PROVIDED MATERIAL:
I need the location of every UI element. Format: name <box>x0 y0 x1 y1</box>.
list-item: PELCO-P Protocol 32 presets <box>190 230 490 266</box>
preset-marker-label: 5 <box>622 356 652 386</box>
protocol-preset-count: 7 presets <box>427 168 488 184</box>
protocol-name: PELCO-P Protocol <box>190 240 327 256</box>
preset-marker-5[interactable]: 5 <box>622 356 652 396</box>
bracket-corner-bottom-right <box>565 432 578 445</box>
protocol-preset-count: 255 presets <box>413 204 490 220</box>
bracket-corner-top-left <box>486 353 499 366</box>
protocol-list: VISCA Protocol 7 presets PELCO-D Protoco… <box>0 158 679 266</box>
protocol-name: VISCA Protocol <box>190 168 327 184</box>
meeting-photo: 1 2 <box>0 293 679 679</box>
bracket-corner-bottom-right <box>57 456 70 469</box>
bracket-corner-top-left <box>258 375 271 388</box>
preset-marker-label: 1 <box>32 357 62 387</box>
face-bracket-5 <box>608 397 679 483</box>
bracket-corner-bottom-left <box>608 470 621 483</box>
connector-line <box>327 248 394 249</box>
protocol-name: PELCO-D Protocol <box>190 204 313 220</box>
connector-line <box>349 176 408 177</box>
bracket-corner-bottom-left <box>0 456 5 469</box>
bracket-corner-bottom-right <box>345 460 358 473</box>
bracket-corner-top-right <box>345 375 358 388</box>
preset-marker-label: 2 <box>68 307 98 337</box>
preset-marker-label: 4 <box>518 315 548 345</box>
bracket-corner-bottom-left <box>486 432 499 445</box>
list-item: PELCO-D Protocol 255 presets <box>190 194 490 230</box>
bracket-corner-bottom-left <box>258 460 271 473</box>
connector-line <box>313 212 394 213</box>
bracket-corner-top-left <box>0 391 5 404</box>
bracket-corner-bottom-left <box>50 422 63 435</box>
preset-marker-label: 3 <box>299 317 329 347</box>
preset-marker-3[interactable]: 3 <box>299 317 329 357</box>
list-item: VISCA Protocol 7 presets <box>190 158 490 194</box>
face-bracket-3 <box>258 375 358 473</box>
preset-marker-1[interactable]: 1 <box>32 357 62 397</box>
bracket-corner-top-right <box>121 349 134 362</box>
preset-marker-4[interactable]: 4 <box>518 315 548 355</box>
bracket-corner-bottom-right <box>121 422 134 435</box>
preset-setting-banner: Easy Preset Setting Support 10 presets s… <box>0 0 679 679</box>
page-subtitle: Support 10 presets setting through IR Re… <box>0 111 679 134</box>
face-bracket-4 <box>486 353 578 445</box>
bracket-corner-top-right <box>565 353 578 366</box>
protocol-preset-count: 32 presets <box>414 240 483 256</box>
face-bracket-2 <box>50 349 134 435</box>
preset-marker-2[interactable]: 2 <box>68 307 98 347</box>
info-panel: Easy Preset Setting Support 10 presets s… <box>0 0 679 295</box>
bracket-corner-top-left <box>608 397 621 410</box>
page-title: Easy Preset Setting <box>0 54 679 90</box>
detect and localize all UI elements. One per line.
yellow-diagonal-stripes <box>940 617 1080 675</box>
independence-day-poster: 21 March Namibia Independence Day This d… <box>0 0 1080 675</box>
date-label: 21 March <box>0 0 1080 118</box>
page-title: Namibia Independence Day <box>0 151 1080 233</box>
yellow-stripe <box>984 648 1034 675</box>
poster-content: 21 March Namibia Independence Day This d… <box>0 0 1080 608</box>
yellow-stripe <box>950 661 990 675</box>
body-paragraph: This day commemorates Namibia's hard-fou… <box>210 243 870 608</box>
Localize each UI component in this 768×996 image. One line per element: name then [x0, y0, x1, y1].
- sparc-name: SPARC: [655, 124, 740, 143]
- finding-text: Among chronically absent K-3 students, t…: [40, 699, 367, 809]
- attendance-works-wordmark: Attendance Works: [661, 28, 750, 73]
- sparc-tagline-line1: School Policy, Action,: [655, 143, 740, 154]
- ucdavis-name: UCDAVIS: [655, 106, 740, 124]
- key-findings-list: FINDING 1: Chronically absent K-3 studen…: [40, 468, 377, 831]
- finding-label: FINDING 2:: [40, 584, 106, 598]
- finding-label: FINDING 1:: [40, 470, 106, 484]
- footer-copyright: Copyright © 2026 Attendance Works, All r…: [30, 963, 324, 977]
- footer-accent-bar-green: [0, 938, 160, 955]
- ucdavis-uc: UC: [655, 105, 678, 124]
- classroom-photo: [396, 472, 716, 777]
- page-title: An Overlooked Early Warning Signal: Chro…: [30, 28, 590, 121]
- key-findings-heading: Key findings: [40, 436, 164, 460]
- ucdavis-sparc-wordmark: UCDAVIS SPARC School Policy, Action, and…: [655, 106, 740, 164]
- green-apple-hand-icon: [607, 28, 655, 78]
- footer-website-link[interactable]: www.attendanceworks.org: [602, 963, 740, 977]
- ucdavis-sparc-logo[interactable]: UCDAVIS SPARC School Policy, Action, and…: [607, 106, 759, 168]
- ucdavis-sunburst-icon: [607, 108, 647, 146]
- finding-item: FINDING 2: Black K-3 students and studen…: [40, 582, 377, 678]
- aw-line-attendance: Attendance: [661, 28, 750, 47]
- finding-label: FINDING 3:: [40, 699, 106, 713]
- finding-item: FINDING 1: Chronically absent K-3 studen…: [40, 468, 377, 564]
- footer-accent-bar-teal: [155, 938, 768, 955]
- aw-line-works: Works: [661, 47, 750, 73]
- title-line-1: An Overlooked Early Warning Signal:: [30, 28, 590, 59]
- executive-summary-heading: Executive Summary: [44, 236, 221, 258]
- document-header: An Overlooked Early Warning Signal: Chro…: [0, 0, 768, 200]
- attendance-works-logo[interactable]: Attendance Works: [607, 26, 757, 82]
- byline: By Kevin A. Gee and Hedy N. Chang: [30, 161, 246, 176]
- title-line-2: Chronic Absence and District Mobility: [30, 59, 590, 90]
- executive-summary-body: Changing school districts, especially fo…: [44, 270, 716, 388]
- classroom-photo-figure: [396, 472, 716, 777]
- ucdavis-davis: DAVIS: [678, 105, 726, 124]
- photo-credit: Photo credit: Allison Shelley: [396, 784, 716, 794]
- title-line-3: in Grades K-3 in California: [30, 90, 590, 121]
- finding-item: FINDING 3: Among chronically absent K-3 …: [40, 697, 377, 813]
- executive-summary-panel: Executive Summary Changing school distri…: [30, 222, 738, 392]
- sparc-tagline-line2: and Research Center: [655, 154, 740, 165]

BRIEF:
Rewrite the data from its first line through the line containing "connector-line <box>327 248 394 249</box>", inclusive, as a JSON list of strings with one string per line and blank lines left out.

WRITTEN RESPONSE:
[
  "I need the location of every UI element. Format: name <box>x0 y0 x1 y1</box>.",
  "list-item: PELCO-P Protocol 32 presets <box>190 230 490 266</box>",
  "preset-marker-label: 5 <box>622 356 652 386</box>",
  "protocol-preset-count: 7 presets <box>427 168 488 184</box>",
  "protocol-name: PELCO-P Protocol <box>190 240 327 256</box>",
  "preset-marker-5[interactable]: 5 <box>622 356 652 396</box>",
  "bracket-corner-bottom-right <box>565 432 578 445</box>",
  "protocol-preset-count: 255 presets <box>413 204 490 220</box>",
  "bracket-corner-top-left <box>486 353 499 366</box>",
  "protocol-list: VISCA Protocol 7 presets PELCO-D Protoco… <box>0 158 679 266</box>",
  "protocol-name: VISCA Protocol <box>190 168 327 184</box>",
  "meeting-photo: 1 2 <box>0 293 679 679</box>",
  "bracket-corner-bottom-right <box>57 456 70 469</box>",
  "bracket-corner-top-left <box>258 375 271 388</box>",
  "preset-marker-label: 1 <box>32 357 62 387</box>",
  "face-bracket-5 <box>608 397 679 483</box>",
  "bracket-corner-bottom-left <box>608 470 621 483</box>",
  "connector-line <box>327 248 394 249</box>"
]